__Task to complete__:
The data below needs to be returned exactly, line for line.

__Data shown__:
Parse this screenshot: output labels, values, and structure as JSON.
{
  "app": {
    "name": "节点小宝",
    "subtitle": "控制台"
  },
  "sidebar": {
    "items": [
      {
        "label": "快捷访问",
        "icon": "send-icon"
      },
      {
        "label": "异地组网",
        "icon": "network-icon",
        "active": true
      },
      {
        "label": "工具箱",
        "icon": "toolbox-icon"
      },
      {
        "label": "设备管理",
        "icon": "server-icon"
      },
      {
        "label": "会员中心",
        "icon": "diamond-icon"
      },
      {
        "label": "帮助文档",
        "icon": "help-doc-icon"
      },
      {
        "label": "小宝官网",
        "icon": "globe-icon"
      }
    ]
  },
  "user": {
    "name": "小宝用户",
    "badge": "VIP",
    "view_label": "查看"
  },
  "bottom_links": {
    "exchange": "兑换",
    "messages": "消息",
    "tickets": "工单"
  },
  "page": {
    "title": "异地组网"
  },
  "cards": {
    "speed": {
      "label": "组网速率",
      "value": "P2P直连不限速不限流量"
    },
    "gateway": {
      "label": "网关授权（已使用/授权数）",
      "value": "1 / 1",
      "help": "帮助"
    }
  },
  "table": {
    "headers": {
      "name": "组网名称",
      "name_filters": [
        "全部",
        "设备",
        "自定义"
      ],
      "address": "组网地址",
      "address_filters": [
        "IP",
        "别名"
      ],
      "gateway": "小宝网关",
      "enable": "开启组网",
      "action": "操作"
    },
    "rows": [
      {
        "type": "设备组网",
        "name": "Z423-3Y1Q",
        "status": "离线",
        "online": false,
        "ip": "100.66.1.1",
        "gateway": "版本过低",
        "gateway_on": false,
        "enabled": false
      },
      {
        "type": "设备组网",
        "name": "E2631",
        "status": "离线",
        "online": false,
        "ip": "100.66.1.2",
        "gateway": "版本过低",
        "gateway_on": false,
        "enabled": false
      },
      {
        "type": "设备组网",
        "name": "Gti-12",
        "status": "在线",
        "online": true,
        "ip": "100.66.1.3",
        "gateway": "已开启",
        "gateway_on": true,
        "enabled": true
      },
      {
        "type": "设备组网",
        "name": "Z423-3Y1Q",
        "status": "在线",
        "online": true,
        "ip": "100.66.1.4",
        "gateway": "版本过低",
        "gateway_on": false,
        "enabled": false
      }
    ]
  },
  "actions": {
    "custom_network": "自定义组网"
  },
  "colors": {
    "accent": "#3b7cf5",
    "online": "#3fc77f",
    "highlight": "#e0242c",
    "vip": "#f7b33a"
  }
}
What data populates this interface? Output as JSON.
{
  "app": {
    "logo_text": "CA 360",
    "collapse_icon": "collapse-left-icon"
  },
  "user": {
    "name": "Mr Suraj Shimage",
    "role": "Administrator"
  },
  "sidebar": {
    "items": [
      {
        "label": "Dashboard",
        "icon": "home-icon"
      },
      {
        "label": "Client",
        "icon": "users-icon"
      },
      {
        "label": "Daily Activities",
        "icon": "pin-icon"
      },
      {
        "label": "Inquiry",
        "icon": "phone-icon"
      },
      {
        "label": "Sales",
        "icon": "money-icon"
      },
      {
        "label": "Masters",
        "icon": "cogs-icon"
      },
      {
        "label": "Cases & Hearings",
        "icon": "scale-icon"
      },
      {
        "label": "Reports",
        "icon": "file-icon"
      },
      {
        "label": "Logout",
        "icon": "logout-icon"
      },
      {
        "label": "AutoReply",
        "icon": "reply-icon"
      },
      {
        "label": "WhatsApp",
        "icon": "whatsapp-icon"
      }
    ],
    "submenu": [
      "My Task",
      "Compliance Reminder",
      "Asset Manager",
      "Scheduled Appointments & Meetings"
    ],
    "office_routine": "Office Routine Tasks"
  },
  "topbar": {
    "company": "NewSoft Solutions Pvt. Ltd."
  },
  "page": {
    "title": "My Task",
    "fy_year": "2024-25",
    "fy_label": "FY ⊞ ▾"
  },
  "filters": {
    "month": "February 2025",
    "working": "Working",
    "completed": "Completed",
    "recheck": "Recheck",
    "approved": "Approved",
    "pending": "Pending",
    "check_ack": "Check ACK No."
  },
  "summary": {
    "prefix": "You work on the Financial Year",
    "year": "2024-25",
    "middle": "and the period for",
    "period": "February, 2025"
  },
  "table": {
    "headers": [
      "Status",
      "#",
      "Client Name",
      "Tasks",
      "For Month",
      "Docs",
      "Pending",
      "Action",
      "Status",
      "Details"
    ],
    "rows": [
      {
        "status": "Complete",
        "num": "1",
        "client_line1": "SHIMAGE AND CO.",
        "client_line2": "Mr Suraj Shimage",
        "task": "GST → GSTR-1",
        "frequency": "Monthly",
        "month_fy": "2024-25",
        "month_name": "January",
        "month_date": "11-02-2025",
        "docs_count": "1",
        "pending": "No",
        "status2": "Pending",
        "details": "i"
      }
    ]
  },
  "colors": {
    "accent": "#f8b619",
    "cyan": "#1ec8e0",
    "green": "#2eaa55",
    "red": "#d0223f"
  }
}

__Exercise answer__:
Parse this screenshot: output labels, values, and structure as JSON.
{
  "app": {
    "name": "节点小宝",
    "subtitle": "控制台"
  },
  "sidebar": {
    "items": [
      {
        "label": "快捷访问",
        "icon": "send-icon"
      },
      {
        "label": "异地组网",
        "icon": "network-icon",
        "active": true
      },
      {
        "label": "工具箱",
        "icon": "toolbox-icon"
      },
      {
        "label": "设备管理",
        "icon": "server-icon"
      },
      {
        "label": "会员中心",
        "icon": "diamond-icon"
      },
      {
        "label": "帮助文档",
        "icon": "help-doc-icon"
      },
      {
        "label": "小宝官网",
        "icon": "globe-icon"
      }
    ]
  },
  "user": {
    "name": "小宝用户",
    "badge": "VIP",
    "view_label": "查看"
  },
  "bottom_links": {
    "exchange": "兑换",
    "messages": "消息",
    "tickets": "工单"
  },
  "page": {
    "title": "异地组网"
  },
  "cards": {
    "speed": {
      "label": "组网速率",
      "value": "P2P直连不限速不限流量"
    },
    "gateway": {
      "label": "网关授权（已使用/授权数）",
      "value": "1 / 1",
      "help": "帮助"
    }
  },
  "table": {
    "headers": {
      "name": "组网名称",
      "name_filters": [
        "全部",
        "设备",
        "自定义"
      ],
      "address": "组网地址",
      "address_filters": [
        "IP",
        "别名"
      ],
      "gateway": "小宝网关",
      "enable": "开启组网",
      "action": "操作"
    },
    "rows": [
      {
        "type": "设备组网",
        "name": "Z423-3Y1Q",
        "status": "离线",
        "online": false,
        "ip": "100.66.1.1",
        "gateway": "版本过低",
        "gateway_on": false,
        "enabled": false
      },
      {
        "type": "设备组网",
        "name": "E2631",
        "status": "离线",
        "online": false,
        "ip": "100.66.1.2",
        "gateway": "版本过低",
        "gateway_on": false,
        "enabled": false
      },
      {
        "type": "设备组网",
        "name": "Gti-12",
        "status": "在线",
        "online": true,
        "ip": "100.66.1.3",
        "gateway": "已开启",
        "gateway_on": true,
        "enabled": true
      },
      {
        "type": "设备组网",
        "name": "Z423-3Y1Q",
        "status": "在线",
        "online": true,
        "ip": "100.66.1.4",
        "gateway": "版本过低",
        "gateway_on": false,
        "enabled": false
      }
    ]
  },
  "actions": {
    "custom_network": "自定义组网"
  },
  "colors": {
    "accent": "#3b7cf5",
    "online": "#3fc77f",
    "highlight": "#e0242c",
    "vip": "#f7b33a"
  }
}
What data populates this interface? Output as JSON.
{
  "app": {
    "logo_text": "CA 360",
    "collapse_icon": "collapse-left-icon"
  },
  "user": {
    "name": "Mr Suraj Shimage",
    "role": "Administrator"
  },
  "sidebar": {
    "items": [
      {
        "label": "Dashboard",
        "icon": "home-icon"
      },
      {
        "label": "Client",
        "icon": "users-icon"
      },
      {
        "label": "Daily Activities",
        "icon": "pin-icon"
      },
      {
        "label": "Inquiry",
        "icon": "phone-icon"
      },
      {
        "label": "Sales",
        "icon": "money-icon"
      },
      {
        "label": "Masters",
        "icon": "cogs-icon"
      },
      {
        "label": "Cases & Hearings",
        "icon": "scale-icon"
      },
      {
        "label": "Reports",
        "icon": "file-icon"
      },
      {
        "label": "Logout",
        "icon": "logout-icon"
      },
      {
        "label": "AutoReply",
        "icon": "reply-icon"
      },
      {
        "label": "WhatsApp",
        "icon": "whatsapp-icon"
      }
    ],
    "submenu": [
      "My Task",
      "Compliance Reminder",
      "Asset Manager",
      "Scheduled Appointments & Meetings"
    ],
    "office_routine": "Office Routine Tasks"
  },
  "topbar": {
    "company": "NewSoft Solutions Pvt. Ltd."
  },
  "page": {
    "title": "My Task",
    "fy_year": "2024-25",
    "fy_label": "FY ⊞ ▾"
  },
  "filters": {
    "month": "February 2025",
    "working": "Working",
    "completed": "Completed",
    "recheck": "Recheck",
    "approved": "Approved",
    "pending": "Pending",
    "check_ack": "Check ACK No."
  },
  "summary": {
    "prefix": "You work on the Financial Year",
    "year": "2024-25",
    "middle": "and the period for",
    "period": "February, 2025"
  },
  "table": {
    "headers": [
      "Status",
      "#",
      "Client Name",
      "Tasks",
      "For Month",
      "Docs",
      "Pending",
      "Action",
      "Status",
      "Details"
    ],
    "rows": [
      {
        "status": "Complete",
        "num": "1",
        "client_line1": "SHIMAGE AND CO.",
        "client_line2": "Mr Suraj Shimage",
        "task": "GST → GSTR-1",
        "frequency": "Monthly",
        "month_fy": "2024-25",
        "month_name": "January",
        "month_date": "11-02-2025",
        "docs_count": "1",
        "pending": "No",
        "status2": "Pending",
        "details": "i"
      }
    ]
  },
  "colors": {
    "accent": "#f8b619",
    "cyan": "#1ec8e0",
    "green": "#2eaa55",
    "red": "#d0223f"
  }
}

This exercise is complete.